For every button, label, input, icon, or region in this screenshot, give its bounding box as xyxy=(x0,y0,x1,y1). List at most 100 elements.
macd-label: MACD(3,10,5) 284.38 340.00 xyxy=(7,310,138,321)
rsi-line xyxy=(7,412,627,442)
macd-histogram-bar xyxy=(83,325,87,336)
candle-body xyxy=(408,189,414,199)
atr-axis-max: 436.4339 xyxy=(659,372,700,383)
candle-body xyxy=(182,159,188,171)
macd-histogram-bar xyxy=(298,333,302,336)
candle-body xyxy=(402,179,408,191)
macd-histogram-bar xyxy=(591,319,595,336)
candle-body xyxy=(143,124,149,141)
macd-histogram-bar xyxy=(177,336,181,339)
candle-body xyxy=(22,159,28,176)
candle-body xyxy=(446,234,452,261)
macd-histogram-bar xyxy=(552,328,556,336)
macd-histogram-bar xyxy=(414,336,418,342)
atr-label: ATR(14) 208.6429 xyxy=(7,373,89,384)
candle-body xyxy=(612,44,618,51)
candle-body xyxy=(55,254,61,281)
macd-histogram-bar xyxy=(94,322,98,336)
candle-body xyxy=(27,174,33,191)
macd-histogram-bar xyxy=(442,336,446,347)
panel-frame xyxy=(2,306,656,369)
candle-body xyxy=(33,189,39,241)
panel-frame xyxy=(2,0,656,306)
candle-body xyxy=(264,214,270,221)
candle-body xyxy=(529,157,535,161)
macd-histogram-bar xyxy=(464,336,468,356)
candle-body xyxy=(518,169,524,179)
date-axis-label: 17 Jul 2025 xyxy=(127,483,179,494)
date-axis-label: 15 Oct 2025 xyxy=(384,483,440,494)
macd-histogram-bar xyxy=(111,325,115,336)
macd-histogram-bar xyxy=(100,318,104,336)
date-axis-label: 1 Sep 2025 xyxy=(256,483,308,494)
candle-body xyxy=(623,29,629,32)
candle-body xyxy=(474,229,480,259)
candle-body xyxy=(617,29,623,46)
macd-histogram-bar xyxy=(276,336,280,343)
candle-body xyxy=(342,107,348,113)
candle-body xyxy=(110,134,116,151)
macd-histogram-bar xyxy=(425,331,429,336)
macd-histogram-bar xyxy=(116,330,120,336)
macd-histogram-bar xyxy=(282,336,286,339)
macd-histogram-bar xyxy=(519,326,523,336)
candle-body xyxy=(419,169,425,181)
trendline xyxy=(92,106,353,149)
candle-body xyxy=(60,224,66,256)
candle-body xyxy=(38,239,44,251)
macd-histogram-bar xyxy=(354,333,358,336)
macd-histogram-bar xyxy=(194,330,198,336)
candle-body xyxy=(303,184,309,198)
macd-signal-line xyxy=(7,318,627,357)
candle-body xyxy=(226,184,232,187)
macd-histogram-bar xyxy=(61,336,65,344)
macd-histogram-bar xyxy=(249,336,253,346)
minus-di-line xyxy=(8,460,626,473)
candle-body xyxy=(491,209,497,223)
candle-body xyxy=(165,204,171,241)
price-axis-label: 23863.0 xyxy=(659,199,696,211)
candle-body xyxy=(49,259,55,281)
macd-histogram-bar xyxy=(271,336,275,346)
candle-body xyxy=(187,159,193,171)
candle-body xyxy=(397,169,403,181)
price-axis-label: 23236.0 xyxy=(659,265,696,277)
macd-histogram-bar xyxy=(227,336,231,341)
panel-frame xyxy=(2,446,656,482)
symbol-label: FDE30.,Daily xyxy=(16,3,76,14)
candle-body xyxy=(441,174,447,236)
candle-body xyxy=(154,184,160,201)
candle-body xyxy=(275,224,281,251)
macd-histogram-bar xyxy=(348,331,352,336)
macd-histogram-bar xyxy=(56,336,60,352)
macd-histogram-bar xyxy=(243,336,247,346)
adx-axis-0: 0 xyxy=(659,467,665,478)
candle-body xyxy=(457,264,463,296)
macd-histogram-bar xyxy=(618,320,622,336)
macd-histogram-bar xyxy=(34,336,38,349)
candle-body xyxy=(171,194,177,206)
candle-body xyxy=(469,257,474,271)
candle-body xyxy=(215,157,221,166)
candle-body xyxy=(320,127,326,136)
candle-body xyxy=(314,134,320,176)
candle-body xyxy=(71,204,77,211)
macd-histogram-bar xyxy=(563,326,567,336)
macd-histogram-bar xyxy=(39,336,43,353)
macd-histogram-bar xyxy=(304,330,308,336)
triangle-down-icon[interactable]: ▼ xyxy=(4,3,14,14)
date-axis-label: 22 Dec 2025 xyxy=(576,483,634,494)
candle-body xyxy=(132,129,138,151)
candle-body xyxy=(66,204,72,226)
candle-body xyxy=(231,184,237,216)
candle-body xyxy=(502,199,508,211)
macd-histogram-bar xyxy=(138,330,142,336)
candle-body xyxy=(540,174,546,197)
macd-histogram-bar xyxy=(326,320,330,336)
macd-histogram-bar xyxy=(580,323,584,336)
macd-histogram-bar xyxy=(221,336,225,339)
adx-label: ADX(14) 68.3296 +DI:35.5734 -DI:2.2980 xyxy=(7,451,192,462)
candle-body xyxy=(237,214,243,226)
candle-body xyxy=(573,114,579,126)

##########

Reproduce every item above verbatim, line for line.

Full response:
For every button, label, input, icon, or region in this screenshot, give its bounding box as xyxy=(x0,y0,x1,y1). List at most 100 elements.
macd-label: MACD(3,10,5) 284.38 340.00 xyxy=(7,310,138,321)
rsi-line xyxy=(7,412,627,442)
macd-histogram-bar xyxy=(83,325,87,336)
candle-body xyxy=(408,189,414,199)
atr-axis-max: 436.4339 xyxy=(659,372,700,383)
candle-body xyxy=(182,159,188,171)
macd-histogram-bar xyxy=(298,333,302,336)
candle-body xyxy=(402,179,408,191)
macd-histogram-bar xyxy=(591,319,595,336)
candle-body xyxy=(143,124,149,141)
macd-histogram-bar xyxy=(177,336,181,339)
candle-body xyxy=(22,159,28,176)
candle-body xyxy=(446,234,452,261)
macd-histogram-bar xyxy=(552,328,556,336)
macd-histogram-bar xyxy=(414,336,418,342)
atr-label: ATR(14) 208.6429 xyxy=(7,373,89,384)
candle-body xyxy=(612,44,618,51)
candle-body xyxy=(55,254,61,281)
macd-histogram-bar xyxy=(94,322,98,336)
candle-body xyxy=(27,174,33,191)
macd-histogram-bar xyxy=(442,336,446,347)
panel-frame xyxy=(2,306,656,369)
candle-body xyxy=(33,189,39,241)
panel-frame xyxy=(2,0,656,306)
candle-body xyxy=(264,214,270,221)
candle-body xyxy=(529,157,535,161)
macd-histogram-bar xyxy=(464,336,468,356)
candle-body xyxy=(518,169,524,179)
date-axis-label: 17 Jul 2025 xyxy=(127,483,179,494)
date-axis-label: 15 Oct 2025 xyxy=(384,483,440,494)
macd-histogram-bar xyxy=(111,325,115,336)
macd-histogram-bar xyxy=(100,318,104,336)
date-axis-label: 1 Sep 2025 xyxy=(256,483,308,494)
candle-body xyxy=(623,29,629,32)
candle-body xyxy=(474,229,480,259)
candle-body xyxy=(617,29,623,46)
macd-histogram-bar xyxy=(276,336,280,343)
candle-body xyxy=(342,107,348,113)
candle-body xyxy=(110,134,116,151)
macd-histogram-bar xyxy=(425,331,429,336)
macd-histogram-bar xyxy=(116,330,120,336)
macd-histogram-bar xyxy=(282,336,286,339)
macd-histogram-bar xyxy=(519,326,523,336)
candle-body xyxy=(419,169,425,181)
trendline xyxy=(92,106,353,149)
candle-body xyxy=(60,224,66,256)
candle-body xyxy=(38,239,44,251)
macd-histogram-bar xyxy=(354,333,358,336)
macd-histogram-bar xyxy=(194,330,198,336)
candle-body xyxy=(303,184,309,198)
macd-signal-line xyxy=(7,318,627,357)
candle-body xyxy=(226,184,232,187)
macd-histogram-bar xyxy=(61,336,65,344)
macd-histogram-bar xyxy=(249,336,253,346)
minus-di-line xyxy=(8,460,626,473)
candle-body xyxy=(491,209,497,223)
candle-body xyxy=(165,204,171,241)
price-axis-label: 23863.0 xyxy=(659,199,696,211)
candle-body xyxy=(49,259,55,281)
macd-histogram-bar xyxy=(271,336,275,346)
candle-body xyxy=(187,159,193,171)
candle-body xyxy=(397,169,403,181)
price-axis-label: 23236.0 xyxy=(659,265,696,277)
macd-histogram-bar xyxy=(227,336,231,341)
panel-frame xyxy=(2,446,656,482)
symbol-label: FDE30.,Daily xyxy=(16,3,76,14)
candle-body xyxy=(441,174,447,236)
candle-body xyxy=(154,184,160,201)
candle-body xyxy=(275,224,281,251)
macd-histogram-bar xyxy=(348,331,352,336)
macd-histogram-bar xyxy=(56,336,60,352)
macd-histogram-bar xyxy=(243,336,247,346)
adx-axis-0: 0 xyxy=(659,467,665,478)
candle-body xyxy=(457,264,463,296)
macd-histogram-bar xyxy=(618,320,622,336)
macd-histogram-bar xyxy=(34,336,38,349)
candle-body xyxy=(171,194,177,206)
candle-body xyxy=(469,257,474,271)
candle-body xyxy=(215,157,221,166)
candle-body xyxy=(320,127,326,136)
candle-body xyxy=(314,134,320,176)
candle-body xyxy=(71,204,77,211)
macd-histogram-bar xyxy=(563,326,567,336)
macd-histogram-bar xyxy=(39,336,43,353)
macd-histogram-bar xyxy=(304,330,308,336)
triangle-down-icon[interactable]: ▼ xyxy=(4,3,14,14)
date-axis-label: 22 Dec 2025 xyxy=(576,483,634,494)
candle-body xyxy=(132,129,138,151)
candle-body xyxy=(66,204,72,226)
candle-body xyxy=(231,184,237,216)
candle-body xyxy=(502,199,508,211)
macd-histogram-bar xyxy=(138,330,142,336)
candle-body xyxy=(540,174,546,197)
macd-histogram-bar xyxy=(326,320,330,336)
macd-histogram-bar xyxy=(580,323,584,336)
macd-histogram-bar xyxy=(221,336,225,339)
adx-label: ADX(14) 68.3296 +DI:35.5734 -DI:2.2980 xyxy=(7,451,192,462)
candle-body xyxy=(237,214,243,226)
candle-body xyxy=(573,114,579,126)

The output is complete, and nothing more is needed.